> TASK BRIEF
Using the records below, locate all lines containing "Output" and return them.

• • • • •

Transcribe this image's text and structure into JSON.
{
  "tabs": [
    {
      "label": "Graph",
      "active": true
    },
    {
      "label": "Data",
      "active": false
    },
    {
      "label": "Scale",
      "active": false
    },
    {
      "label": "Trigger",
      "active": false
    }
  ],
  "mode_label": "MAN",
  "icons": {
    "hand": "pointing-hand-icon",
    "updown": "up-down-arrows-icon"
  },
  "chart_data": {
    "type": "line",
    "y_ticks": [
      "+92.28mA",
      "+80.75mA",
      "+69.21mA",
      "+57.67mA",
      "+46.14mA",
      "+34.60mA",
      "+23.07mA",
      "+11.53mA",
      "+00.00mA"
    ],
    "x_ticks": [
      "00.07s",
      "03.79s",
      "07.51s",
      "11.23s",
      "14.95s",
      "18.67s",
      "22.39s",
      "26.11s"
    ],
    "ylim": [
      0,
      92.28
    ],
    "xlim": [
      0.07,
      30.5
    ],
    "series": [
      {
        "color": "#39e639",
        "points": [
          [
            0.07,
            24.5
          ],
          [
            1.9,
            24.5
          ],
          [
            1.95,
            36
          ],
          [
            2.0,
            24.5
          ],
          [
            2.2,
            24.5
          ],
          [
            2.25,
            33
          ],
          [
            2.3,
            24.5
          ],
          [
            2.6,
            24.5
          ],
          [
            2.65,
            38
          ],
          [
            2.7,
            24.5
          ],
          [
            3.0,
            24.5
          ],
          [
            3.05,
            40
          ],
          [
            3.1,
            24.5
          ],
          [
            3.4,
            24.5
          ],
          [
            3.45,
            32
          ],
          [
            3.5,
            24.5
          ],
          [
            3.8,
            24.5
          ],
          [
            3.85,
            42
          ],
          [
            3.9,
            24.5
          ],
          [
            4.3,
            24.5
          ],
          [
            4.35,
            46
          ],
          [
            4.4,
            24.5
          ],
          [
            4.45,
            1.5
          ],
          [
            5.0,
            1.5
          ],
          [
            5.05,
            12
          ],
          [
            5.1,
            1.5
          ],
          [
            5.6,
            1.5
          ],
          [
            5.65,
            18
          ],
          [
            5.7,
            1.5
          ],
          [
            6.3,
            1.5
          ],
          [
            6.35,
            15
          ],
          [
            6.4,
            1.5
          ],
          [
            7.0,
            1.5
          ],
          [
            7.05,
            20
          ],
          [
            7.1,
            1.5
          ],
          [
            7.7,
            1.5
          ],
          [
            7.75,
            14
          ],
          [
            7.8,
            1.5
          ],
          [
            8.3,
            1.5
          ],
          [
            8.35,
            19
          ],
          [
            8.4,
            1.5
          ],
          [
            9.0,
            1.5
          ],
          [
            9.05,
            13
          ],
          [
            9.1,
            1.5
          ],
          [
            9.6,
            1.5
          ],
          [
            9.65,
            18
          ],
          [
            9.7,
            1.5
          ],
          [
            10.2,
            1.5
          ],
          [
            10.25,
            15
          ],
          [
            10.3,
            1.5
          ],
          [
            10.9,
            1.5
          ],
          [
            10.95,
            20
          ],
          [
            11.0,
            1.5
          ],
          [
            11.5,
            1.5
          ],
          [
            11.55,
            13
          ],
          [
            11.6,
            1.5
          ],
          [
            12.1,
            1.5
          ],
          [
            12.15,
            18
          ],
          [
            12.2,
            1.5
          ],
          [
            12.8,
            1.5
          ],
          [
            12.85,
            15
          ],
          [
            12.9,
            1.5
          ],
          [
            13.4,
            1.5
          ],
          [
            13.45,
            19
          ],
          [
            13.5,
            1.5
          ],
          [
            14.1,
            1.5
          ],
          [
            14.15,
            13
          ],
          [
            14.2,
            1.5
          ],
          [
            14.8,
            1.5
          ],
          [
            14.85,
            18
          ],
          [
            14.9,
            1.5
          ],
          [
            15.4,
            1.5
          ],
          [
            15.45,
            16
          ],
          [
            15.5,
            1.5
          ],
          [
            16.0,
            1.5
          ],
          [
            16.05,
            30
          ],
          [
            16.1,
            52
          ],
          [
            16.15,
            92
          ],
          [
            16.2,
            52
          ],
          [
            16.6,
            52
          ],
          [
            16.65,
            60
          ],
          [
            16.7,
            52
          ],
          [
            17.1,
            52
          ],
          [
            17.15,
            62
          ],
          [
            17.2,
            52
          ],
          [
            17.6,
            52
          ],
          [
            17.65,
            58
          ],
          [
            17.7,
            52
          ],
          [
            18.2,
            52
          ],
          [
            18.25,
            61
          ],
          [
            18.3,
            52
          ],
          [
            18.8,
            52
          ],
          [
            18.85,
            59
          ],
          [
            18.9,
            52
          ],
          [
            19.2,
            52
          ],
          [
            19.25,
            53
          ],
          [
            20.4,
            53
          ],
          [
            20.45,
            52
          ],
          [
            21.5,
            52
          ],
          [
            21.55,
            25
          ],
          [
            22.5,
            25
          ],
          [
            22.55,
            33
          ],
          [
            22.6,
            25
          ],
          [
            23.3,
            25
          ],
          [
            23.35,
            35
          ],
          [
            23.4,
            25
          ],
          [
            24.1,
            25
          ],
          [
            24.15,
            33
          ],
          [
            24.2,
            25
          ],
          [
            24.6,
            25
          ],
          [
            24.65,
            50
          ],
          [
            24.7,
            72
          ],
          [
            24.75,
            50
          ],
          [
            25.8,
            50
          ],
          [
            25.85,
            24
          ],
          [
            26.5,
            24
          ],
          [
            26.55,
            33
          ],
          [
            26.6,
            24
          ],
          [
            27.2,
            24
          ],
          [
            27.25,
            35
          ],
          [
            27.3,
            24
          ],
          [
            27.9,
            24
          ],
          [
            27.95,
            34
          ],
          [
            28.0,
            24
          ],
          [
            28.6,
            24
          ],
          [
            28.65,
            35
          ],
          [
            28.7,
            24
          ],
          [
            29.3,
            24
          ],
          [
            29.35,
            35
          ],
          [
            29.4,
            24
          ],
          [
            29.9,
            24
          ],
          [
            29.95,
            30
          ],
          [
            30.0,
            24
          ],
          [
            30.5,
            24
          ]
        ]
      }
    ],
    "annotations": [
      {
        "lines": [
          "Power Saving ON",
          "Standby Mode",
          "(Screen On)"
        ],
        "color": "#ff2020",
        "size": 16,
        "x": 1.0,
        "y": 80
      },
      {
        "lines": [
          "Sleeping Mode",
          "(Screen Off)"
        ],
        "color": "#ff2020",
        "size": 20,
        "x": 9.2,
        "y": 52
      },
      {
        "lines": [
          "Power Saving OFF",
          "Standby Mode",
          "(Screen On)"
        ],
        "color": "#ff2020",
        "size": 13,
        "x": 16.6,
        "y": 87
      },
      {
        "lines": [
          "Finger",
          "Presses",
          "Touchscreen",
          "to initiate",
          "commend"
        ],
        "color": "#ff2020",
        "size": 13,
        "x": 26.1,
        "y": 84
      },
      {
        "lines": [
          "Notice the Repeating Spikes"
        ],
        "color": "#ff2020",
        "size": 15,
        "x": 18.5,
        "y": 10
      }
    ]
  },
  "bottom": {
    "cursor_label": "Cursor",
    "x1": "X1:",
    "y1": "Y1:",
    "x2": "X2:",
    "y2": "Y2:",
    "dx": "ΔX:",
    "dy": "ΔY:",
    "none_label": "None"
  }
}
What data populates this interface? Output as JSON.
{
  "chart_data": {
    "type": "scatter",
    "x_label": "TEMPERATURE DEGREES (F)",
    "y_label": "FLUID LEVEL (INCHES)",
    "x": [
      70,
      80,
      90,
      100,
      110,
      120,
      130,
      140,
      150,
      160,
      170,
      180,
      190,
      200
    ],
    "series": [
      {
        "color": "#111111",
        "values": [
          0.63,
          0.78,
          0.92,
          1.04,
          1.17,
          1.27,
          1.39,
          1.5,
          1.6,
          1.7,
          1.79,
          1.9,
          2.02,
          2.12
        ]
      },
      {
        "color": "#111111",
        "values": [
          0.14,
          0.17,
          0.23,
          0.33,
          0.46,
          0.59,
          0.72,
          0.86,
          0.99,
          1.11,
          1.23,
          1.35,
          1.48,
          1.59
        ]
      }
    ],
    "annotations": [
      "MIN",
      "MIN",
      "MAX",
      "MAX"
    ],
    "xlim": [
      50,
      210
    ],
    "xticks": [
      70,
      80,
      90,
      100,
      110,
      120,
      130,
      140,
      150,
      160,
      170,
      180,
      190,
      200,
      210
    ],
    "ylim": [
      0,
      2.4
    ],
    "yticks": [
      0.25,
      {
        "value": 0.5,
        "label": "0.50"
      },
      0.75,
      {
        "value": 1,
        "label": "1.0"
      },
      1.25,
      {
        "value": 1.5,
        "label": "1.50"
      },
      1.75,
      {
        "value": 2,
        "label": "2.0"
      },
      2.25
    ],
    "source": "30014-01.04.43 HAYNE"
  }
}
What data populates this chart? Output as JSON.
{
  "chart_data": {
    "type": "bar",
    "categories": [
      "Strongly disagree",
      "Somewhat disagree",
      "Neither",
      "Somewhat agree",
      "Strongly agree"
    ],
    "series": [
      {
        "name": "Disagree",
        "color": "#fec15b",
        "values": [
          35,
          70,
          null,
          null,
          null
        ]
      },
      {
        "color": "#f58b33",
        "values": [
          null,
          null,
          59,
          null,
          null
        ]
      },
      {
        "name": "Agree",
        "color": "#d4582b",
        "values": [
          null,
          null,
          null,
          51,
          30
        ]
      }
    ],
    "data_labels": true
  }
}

• • • • •

> FULL SOLUTION
What data populates this interface? Output as JSON.
What data populates this chart? Output as JSON.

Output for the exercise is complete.